+++ DATA FOR THE TASK +++

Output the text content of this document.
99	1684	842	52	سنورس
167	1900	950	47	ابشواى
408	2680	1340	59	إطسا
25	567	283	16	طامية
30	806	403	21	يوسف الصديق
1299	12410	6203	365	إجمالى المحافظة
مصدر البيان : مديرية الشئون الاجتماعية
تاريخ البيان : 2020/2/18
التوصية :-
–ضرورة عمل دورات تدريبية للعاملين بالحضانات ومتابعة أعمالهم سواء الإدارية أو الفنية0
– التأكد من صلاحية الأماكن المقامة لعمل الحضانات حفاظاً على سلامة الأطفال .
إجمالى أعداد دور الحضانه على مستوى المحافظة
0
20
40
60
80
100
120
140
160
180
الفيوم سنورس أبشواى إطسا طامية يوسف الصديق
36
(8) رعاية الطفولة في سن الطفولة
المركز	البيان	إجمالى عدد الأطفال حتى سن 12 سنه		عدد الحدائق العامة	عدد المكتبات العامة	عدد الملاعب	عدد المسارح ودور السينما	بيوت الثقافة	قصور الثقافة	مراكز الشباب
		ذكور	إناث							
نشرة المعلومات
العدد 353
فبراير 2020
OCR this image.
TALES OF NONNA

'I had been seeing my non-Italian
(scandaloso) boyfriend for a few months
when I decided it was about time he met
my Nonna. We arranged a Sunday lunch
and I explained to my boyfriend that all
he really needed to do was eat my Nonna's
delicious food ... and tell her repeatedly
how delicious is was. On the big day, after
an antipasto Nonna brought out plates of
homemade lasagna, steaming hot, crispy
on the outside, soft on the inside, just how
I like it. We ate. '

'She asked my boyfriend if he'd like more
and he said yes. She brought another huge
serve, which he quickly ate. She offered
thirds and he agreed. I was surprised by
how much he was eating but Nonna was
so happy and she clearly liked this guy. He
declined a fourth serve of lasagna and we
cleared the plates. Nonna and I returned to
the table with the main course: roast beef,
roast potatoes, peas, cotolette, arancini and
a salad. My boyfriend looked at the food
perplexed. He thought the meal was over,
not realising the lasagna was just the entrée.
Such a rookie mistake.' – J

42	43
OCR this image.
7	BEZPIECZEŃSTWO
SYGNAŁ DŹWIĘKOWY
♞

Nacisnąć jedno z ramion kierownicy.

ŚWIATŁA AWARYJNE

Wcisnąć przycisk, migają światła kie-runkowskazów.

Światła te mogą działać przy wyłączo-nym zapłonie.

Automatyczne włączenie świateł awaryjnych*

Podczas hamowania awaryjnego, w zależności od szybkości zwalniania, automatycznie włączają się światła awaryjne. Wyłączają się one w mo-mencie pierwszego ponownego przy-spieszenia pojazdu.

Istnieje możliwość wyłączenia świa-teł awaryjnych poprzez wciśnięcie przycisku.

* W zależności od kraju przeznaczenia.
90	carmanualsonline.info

+++

WHAT THE EXERCISE ASKS: Retype the material in full, character for character.

REPLY TO THE TASK:
Output the text content of this document.
99	1684	842	52	سنورس
167	1900	950	47	ابشواى
408	2680	1340	59	إطسا
25	567	283	16	طامية
30	806	403	21	يوسف الصديق
1299	12410	6203	365	إجمالى المحافظة
مصدر البيان : مديرية الشئون الاجتماعية
تاريخ البيان : 2020/2/18
التوصية :-
–ضرورة عمل دورات تدريبية للعاملين بالحضانات ومتابعة أعمالهم سواء الإدارية أو الفنية0
– التأكد من صلاحية الأماكن المقامة لعمل الحضانات حفاظاً على سلامة الأطفال .
إجمالى أعداد دور الحضانه على مستوى المحافظة
0
20
40
60
80
100
120
140
160
180
الفيوم سنورس أبشواى إطسا طامية يوسف الصديق
36
(8) رعاية الطفولة في سن الطفولة
المركز	البيان	إجمالى عدد الأطفال حتى سن 12 سنه		عدد الحدائق العامة	عدد المكتبات العامة	عدد الملاعب	عدد المسارح ودور السينما	بيوت الثقافة	قصور الثقافة	مراكز الشباب
		ذكور	إناث							
نشرة المعلومات
العدد 353
فبراير 2020
OCR this image.
TALES OF NONNA

'I had been seeing my non-Italian
(scandaloso) boyfriend for a few months
when I decided it was about time he met
my Nonna. We arranged a Sunday lunch
and I explained to my boyfriend that all
he really needed to do was eat my Nonna's
delicious food ... and tell her repeatedly
how delicious is was. On the big day, after
an antipasto Nonna brought out plates of
homemade lasagna, steaming hot, crispy
on the outside, soft on the inside, just how
I like it. We ate. '

'She asked my boyfriend if he'd like more
and he said yes. She brought another huge
serve, which he quickly ate. She offered
thirds and he agreed. I was surprised by
how much he was eating but Nonna was
so happy and she clearly liked this guy. He
declined a fourth serve of lasagna and we
cleared the plates. Nonna and I returned to
the table with the main course: roast beef,
roast potatoes, peas, cotolette, arancini and
a salad. My boyfriend looked at the food
perplexed. He thought the meal was over,
not realising the lasagna was just the entrée.
Such a rookie mistake.' – J

42	43
OCR this image.
7	BEZPIECZEŃSTWO
SYGNAŁ DŹWIĘKOWY
♞

Nacisnąć jedno z ramion kierownicy.

ŚWIATŁA AWARYJNE

Wcisnąć przycisk, migają światła kie-runkowskazów.

Światła te mogą działać przy wyłączo-nym zapłonie.

Automatyczne włączenie świateł awaryjnych*

Podczas hamowania awaryjnego, w zależności od szybkości zwalniania, automatycznie włączają się światła awaryjne. Wyłączają się one w mo-mencie pierwszego ponownego przy-spieszenia pojazdu.

Istnieje możliwość wyłączenia świa-teł awaryjnych poprzez wciśnięcie przycisku.

* W zależności od kraju przeznaczenia.
90	carmanualsonline.info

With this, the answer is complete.